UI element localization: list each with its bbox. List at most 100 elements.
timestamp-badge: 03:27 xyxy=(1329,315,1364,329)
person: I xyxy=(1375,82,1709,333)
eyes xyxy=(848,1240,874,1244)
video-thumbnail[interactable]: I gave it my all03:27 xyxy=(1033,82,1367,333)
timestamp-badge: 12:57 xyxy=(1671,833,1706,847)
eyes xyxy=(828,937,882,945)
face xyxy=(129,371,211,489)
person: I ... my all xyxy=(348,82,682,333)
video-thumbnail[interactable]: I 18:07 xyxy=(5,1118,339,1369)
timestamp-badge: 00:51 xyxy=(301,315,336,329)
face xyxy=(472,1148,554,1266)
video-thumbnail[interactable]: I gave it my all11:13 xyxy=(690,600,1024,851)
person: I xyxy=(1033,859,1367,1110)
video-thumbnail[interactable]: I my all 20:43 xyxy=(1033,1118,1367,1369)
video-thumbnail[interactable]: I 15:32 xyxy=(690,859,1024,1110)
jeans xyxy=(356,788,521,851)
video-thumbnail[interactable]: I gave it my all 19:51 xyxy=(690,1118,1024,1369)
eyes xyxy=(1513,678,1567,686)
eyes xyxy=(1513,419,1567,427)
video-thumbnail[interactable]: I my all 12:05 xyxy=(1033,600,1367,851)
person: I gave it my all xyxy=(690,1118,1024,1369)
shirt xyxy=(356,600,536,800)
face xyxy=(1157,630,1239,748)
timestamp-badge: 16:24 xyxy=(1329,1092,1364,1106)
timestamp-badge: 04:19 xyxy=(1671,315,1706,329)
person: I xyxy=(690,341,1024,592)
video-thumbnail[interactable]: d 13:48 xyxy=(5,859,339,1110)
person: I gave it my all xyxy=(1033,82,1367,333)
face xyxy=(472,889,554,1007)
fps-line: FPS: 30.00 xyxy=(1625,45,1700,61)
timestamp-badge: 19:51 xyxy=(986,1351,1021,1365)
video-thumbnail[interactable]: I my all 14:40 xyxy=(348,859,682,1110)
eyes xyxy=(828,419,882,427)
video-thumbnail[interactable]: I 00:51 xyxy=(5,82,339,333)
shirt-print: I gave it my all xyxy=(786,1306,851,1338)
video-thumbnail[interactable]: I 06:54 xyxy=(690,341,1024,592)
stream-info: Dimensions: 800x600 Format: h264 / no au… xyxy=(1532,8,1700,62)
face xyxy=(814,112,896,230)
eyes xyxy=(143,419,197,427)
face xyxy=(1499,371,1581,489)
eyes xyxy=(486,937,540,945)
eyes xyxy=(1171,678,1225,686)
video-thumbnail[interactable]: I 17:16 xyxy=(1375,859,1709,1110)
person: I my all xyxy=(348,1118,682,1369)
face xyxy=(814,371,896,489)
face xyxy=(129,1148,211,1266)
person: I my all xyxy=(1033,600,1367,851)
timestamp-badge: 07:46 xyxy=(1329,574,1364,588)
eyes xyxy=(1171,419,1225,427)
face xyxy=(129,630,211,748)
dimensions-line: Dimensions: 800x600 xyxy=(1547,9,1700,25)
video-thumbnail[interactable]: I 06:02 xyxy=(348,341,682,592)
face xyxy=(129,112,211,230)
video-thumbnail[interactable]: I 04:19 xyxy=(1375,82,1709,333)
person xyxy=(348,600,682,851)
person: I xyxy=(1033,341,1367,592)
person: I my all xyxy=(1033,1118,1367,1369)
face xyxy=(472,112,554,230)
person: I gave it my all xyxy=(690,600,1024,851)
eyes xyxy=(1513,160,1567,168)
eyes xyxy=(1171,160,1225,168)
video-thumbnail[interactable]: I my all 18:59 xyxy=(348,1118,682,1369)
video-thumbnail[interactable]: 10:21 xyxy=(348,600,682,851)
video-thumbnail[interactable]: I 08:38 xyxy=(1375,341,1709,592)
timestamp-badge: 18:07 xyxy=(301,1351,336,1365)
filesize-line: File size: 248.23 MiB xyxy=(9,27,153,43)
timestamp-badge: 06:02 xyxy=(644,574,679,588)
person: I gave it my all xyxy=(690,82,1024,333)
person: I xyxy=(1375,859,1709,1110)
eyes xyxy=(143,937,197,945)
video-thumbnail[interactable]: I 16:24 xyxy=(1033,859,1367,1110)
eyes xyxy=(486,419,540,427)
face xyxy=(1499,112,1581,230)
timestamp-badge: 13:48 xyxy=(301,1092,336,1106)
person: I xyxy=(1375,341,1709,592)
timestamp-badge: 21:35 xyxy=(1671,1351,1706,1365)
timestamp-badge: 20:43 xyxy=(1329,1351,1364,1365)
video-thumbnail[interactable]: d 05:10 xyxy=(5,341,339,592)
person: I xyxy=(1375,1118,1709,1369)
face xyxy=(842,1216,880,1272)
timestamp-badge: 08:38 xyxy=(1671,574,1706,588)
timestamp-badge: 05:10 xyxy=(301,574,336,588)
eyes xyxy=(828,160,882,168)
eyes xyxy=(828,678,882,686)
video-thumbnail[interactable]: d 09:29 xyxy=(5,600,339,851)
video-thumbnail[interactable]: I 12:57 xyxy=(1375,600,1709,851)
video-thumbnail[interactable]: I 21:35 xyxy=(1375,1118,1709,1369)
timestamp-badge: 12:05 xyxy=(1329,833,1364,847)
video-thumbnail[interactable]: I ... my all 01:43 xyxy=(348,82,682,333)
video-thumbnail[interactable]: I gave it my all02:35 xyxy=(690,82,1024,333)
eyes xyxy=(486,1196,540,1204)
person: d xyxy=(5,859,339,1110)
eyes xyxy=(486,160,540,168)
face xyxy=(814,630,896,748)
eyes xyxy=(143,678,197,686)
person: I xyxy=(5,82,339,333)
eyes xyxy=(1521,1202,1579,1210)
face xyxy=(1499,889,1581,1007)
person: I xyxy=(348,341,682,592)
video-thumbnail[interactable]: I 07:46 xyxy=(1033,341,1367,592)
==========
DIRECTION -
Copy out every line of the records above, character for character, in the order given.

RESPONSE TO THIS EXERCISE -
UI element localization: list each with its bbox. List at most 100 elements.
timestamp-badge: 03:27 xyxy=(1329,315,1364,329)
person: I xyxy=(1375,82,1709,333)
eyes xyxy=(848,1240,874,1244)
video-thumbnail[interactable]: I gave it my all03:27 xyxy=(1033,82,1367,333)
timestamp-badge: 12:57 xyxy=(1671,833,1706,847)
eyes xyxy=(828,937,882,945)
face xyxy=(129,371,211,489)
person: I ... my all xyxy=(348,82,682,333)
video-thumbnail[interactable]: I 18:07 xyxy=(5,1118,339,1369)
timestamp-badge: 00:51 xyxy=(301,315,336,329)
face xyxy=(472,1148,554,1266)
video-thumbnail[interactable]: I gave it my all11:13 xyxy=(690,600,1024,851)
person: I xyxy=(1033,859,1367,1110)
video-thumbnail[interactable]: I my all 20:43 xyxy=(1033,1118,1367,1369)
video-thumbnail[interactable]: I 15:32 xyxy=(690,859,1024,1110)
jeans xyxy=(356,788,521,851)
video-thumbnail[interactable]: I gave it my all 19:51 xyxy=(690,1118,1024,1369)
eyes xyxy=(1513,678,1567,686)
eyes xyxy=(1513,419,1567,427)
video-thumbnail[interactable]: I my all 12:05 xyxy=(1033,600,1367,851)
person: I gave it my all xyxy=(690,1118,1024,1369)
shirt xyxy=(356,600,536,800)
face xyxy=(1157,630,1239,748)
timestamp-badge: 16:24 xyxy=(1329,1092,1364,1106)
timestamp-badge: 04:19 xyxy=(1671,315,1706,329)
person: I xyxy=(690,341,1024,592)
video-thumbnail[interactable]: d 13:48 xyxy=(5,859,339,1110)
person: I gave it my all xyxy=(1033,82,1367,333)
face xyxy=(472,889,554,1007)
fps-line: FPS: 30.00 xyxy=(1625,45,1700,61)
timestamp-badge: 19:51 xyxy=(986,1351,1021,1365)
video-thumbnail[interactable]: I my all 14:40 xyxy=(348,859,682,1110)
eyes xyxy=(828,419,882,427)
video-thumbnail[interactable]: I 00:51 xyxy=(5,82,339,333)
shirt-print: I gave it my all xyxy=(786,1306,851,1338)
video-thumbnail[interactable]: I 06:54 xyxy=(690,341,1024,592)
stream-info: Dimensions: 800x600 Format: h264 / no au… xyxy=(1532,8,1700,62)
face xyxy=(814,112,896,230)
eyes xyxy=(143,419,197,427)
face xyxy=(1499,371,1581,489)
eyes xyxy=(486,937,540,945)
eyes xyxy=(1171,678,1225,686)
video-thumbnail[interactable]: I 17:16 xyxy=(1375,859,1709,1110)
person: I my all xyxy=(348,1118,682,1369)
face xyxy=(814,371,896,489)
face xyxy=(129,1148,211,1266)
person: I my all xyxy=(1033,600,1367,851)
timestamp-badge: 07:46 xyxy=(1329,574,1364,588)
eyes xyxy=(1171,419,1225,427)
face xyxy=(129,630,211,748)
dimensions-line: Dimensions: 800x600 xyxy=(1547,9,1700,25)
video-thumbnail[interactable]: I 06:02 xyxy=(348,341,682,592)
face xyxy=(129,112,211,230)
video-thumbnail[interactable]: I 04:19 xyxy=(1375,82,1709,333)
person xyxy=(348,600,682,851)
person: I xyxy=(1033,341,1367,592)
person: I my all xyxy=(1033,1118,1367,1369)
face xyxy=(472,112,554,230)
person: I gave it my all xyxy=(690,600,1024,851)
eyes xyxy=(1513,160,1567,168)
eyes xyxy=(1171,160,1225,168)
video-thumbnail[interactable]: I my all 18:59 xyxy=(348,1118,682,1369)
video-thumbnail[interactable]: 10:21 xyxy=(348,600,682,851)
video-thumbnail[interactable]: I 08:38 xyxy=(1375,341,1709,592)
timestamp-badge: 18:07 xyxy=(301,1351,336,1365)
filesize-line: File size: 248.23 MiB xyxy=(9,27,153,43)
timestamp-badge: 06:02 xyxy=(644,574,679,588)
person: I gave it my all xyxy=(690,82,1024,333)
person: I xyxy=(1375,859,1709,1110)
eyes xyxy=(143,937,197,945)
video-thumbnail[interactable]: I 16:24 xyxy=(1033,859,1367,1110)
eyes xyxy=(486,419,540,427)
face xyxy=(1499,112,1581,230)
timestamp-badge: 13:48 xyxy=(301,1092,336,1106)
person: I xyxy=(1375,341,1709,592)
timestamp-badge: 21:35 xyxy=(1671,1351,1706,1365)
timestamp-badge: 20:43 xyxy=(1329,1351,1364,1365)
video-thumbnail[interactable]: d 05:10 xyxy=(5,341,339,592)
person: I xyxy=(1375,1118,1709,1369)
face xyxy=(842,1216,880,1272)
timestamp-badge: 08:38 xyxy=(1671,574,1706,588)
timestamp-badge: 05:10 xyxy=(301,574,336,588)
eyes xyxy=(828,160,882,168)
eyes xyxy=(828,678,882,686)
video-thumbnail[interactable]: d 09:29 xyxy=(5,600,339,851)
video-thumbnail[interactable]: I 12:57 xyxy=(1375,600,1709,851)
video-thumbnail[interactable]: I 21:35 xyxy=(1375,1118,1709,1369)
timestamp-badge: 12:05 xyxy=(1329,833,1364,847)
video-thumbnail[interactable]: I ... my all 01:43 xyxy=(348,82,682,333)
video-thumbnail[interactable]: I gave it my all02:35 xyxy=(690,82,1024,333)
eyes xyxy=(486,1196,540,1204)
person: d xyxy=(5,859,339,1110)
eyes xyxy=(486,160,540,168)
face xyxy=(814,630,896,748)
eyes xyxy=(143,678,197,686)
person: I xyxy=(5,82,339,333)
eyes xyxy=(1521,1202,1579,1210)
face xyxy=(1499,889,1581,1007)
person: I xyxy=(348,341,682,592)
video-thumbnail[interactable]: I 07:46 xyxy=(1033,341,1367,592)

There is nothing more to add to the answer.